● Task prompt: Copy the part of the Nation-State Law article below word for word, from "Druze leaders are" up to and including "leaders this week.".

● Text:
The Nation-State Law was passed by Prime Minister Benjamin Netanyahu’s governing coalition in July. It will be challenged in the Supreme Court in two weeks.

Gantz also spoke about the bond between the Jews and the Druze. He declined to answer questions from the press.

Druze leaders are leading a campaign against the law that brought them to Gantz’s home in Rosh Ha’ayin on Monday, and they intend to visit more party leaders this week.

Gantz’s first comments since he formed his Israel Resilience Party on December 27 – when he promised a group of Druze leaders that he would fight the Nation-State Law – unleashed a fury of responses from parties on both ends of the political spectrum.

Hatnua leader Tzipi Livni praised Gantz for his criticism of the law, and demanded that Prime Minister Benjamin Netanyahu take a stand on the Declaration of Independence.

“Remember that day when the Likud turns the Declaration of Independence into something of the Left,” Livni said. “Netanyahu must declare whether he is in favor or against the Declaration of Independence law.”

The Likud Party immediately fired back with a statement attacking both Gantz and Livni, stating, “When Gantz attacks the Nation-State Law and Tzipi Livni commends him for it, everyone knows what was obvious: Gantz is Left, just like Lapid.”

Likud MK Amir Ohana – who chaired the committee that legislated the law – said Gantz had harmed Israel’s resilience by opposing it.

“It is unfortunate that when Gantz finally decided to break his silence, he attacked a Basic Law that grants the State of Israel its identity card and protects its values,” Ohana said.

Gantz’s party shot back, saying the bill “shot our brothers in the back” and “we will heal them.”


The New Right Party likewise said the fact that Gantz’s first statement was against the Nation-State Law “proved he is a leftist.”

Education Minister Naftali Bennett and Justice Minister Ayelet Shaked said in a statement that the Nation-State Law “is a historic achievement that reestablishes the state’s national, Jewish and Zionist character in the face of ongoing erosion caused by the High Court of Justice. The Gantz plan to change the Nation-State Law clarifies his position.”

● Recorded information:

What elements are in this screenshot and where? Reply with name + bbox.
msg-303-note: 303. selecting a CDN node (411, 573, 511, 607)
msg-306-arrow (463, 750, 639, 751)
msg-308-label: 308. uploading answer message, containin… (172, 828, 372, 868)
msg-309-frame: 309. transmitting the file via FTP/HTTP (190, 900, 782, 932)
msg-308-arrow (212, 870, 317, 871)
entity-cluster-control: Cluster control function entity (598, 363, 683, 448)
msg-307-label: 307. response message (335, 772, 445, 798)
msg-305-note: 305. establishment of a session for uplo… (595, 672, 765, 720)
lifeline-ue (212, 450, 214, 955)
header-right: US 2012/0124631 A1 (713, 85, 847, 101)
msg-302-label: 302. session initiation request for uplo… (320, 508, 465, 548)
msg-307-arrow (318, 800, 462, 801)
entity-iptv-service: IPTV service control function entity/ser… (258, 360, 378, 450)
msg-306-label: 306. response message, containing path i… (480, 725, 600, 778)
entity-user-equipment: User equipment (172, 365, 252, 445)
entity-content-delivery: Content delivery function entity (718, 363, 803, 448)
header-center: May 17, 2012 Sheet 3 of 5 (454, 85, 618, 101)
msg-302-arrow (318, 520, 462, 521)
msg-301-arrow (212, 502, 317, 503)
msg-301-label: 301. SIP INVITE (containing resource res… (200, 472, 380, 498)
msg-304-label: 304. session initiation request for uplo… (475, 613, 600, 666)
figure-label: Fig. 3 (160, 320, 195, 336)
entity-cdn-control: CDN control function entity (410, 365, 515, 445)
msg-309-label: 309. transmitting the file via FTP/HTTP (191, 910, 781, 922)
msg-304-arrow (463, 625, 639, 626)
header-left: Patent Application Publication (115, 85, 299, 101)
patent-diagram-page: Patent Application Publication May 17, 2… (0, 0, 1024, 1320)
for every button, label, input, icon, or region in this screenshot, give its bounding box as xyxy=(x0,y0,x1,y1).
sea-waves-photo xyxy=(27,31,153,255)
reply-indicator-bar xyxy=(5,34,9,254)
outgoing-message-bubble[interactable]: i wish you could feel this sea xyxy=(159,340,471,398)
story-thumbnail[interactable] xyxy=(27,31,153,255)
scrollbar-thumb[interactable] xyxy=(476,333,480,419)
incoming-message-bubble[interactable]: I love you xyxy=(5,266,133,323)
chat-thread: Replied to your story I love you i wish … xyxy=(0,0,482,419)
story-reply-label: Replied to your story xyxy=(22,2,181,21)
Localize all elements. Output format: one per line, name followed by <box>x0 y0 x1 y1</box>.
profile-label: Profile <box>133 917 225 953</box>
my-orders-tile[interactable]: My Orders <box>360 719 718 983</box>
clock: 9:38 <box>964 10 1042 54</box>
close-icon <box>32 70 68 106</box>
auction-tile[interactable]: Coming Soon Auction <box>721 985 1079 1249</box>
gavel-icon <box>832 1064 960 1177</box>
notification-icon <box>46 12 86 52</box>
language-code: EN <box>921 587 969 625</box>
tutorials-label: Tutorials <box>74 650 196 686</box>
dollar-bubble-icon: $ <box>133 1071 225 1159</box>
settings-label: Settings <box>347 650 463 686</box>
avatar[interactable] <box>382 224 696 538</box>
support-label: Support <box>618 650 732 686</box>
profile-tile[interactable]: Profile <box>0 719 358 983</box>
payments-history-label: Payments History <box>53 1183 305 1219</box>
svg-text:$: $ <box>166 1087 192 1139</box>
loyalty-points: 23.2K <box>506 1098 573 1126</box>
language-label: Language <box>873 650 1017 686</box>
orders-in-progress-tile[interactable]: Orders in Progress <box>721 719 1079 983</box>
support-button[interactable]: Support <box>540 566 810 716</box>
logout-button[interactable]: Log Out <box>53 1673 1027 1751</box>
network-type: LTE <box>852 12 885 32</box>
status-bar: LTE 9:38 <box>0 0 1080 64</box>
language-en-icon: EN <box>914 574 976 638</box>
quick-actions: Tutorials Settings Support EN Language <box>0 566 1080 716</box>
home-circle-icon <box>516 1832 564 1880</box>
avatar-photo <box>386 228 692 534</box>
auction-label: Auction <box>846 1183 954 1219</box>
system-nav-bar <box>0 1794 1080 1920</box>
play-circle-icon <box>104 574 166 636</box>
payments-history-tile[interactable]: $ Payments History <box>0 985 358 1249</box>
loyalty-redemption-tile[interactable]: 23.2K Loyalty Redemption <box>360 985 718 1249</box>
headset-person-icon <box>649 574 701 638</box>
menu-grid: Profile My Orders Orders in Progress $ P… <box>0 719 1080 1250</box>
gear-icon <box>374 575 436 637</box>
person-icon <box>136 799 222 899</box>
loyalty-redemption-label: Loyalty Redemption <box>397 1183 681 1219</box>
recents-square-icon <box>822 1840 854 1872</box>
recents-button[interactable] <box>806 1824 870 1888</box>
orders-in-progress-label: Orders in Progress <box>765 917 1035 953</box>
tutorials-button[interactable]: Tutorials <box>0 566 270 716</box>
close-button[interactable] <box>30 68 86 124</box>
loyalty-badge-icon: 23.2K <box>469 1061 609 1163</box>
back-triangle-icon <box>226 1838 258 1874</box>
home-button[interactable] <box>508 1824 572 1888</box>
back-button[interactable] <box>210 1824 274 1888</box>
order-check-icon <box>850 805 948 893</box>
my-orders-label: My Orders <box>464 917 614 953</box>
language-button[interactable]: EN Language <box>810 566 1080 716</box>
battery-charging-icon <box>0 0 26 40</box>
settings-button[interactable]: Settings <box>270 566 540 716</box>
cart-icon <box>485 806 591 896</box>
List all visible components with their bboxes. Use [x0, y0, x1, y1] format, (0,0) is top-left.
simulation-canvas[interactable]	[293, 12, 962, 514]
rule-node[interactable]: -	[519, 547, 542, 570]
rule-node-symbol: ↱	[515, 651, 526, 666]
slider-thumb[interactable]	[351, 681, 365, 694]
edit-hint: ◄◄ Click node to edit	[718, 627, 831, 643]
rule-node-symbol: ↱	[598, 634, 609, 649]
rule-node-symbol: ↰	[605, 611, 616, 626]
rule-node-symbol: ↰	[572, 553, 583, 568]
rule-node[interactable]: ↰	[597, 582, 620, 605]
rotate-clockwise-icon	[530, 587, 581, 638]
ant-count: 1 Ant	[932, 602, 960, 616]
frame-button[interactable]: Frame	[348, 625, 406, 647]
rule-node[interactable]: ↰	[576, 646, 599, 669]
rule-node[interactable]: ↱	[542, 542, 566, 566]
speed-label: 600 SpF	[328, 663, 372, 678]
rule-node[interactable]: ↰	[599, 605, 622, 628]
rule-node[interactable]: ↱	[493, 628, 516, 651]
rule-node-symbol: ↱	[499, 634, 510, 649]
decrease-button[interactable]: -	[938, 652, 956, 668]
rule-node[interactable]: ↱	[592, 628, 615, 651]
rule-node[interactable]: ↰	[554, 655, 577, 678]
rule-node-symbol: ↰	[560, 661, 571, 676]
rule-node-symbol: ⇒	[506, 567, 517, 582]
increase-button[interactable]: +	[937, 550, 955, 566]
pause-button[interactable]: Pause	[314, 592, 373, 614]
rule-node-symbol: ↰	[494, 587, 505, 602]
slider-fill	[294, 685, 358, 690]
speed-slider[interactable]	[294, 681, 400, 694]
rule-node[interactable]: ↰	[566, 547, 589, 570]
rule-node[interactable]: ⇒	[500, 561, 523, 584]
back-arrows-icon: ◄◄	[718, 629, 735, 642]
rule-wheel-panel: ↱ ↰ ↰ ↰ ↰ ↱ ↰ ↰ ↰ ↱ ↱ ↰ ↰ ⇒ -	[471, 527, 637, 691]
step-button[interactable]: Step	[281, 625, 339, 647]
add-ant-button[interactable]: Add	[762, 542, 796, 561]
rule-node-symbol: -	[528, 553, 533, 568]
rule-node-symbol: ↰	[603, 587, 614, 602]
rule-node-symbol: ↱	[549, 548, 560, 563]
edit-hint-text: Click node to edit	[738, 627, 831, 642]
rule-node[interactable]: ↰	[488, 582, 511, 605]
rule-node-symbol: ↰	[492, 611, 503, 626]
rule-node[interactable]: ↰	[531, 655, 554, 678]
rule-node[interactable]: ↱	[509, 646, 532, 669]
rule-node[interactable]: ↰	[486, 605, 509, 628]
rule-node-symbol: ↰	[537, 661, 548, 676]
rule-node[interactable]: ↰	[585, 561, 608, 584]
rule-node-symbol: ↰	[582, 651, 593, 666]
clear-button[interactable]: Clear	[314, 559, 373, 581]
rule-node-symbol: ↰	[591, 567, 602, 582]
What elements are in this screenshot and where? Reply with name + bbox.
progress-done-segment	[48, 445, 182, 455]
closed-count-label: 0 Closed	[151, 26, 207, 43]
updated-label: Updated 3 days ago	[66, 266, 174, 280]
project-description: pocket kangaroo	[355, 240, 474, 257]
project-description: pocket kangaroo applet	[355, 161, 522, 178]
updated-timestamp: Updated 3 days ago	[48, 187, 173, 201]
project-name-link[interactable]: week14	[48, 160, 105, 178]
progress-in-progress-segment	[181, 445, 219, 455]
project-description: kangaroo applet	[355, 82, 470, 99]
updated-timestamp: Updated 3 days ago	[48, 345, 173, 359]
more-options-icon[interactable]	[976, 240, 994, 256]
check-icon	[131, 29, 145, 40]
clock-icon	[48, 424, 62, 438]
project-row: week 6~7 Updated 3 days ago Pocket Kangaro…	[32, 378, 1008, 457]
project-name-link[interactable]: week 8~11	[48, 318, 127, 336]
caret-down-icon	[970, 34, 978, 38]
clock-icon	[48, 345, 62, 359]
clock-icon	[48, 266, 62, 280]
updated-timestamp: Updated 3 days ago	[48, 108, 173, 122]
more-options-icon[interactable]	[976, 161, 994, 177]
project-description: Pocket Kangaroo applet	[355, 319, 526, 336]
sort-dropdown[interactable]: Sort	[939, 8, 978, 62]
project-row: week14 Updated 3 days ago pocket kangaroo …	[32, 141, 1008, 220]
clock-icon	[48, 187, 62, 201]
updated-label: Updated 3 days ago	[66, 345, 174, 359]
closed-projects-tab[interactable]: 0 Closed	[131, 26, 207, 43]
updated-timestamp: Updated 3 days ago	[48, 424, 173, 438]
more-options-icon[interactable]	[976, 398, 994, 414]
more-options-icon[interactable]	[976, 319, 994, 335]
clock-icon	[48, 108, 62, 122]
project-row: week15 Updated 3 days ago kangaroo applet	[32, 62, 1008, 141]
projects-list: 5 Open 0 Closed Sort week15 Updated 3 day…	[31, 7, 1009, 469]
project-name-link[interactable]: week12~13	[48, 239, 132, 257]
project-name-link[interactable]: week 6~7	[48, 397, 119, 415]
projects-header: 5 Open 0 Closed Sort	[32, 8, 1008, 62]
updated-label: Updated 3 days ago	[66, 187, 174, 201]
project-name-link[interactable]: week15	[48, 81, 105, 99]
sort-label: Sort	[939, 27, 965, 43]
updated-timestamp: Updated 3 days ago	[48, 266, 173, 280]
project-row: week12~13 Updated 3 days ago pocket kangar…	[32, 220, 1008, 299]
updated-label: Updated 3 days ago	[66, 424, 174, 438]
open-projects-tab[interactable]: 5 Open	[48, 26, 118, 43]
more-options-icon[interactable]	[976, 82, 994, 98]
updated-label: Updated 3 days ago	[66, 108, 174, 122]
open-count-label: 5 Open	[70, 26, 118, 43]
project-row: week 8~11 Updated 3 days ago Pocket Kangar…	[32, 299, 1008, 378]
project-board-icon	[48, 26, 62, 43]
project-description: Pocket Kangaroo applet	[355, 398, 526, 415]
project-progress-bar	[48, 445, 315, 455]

● Full response:
Druze leaders are leading a campaign against the law that brought them to Gantz’s home in Rosh Ha’ayin on Monday, and they intend to visit more party leaders this week.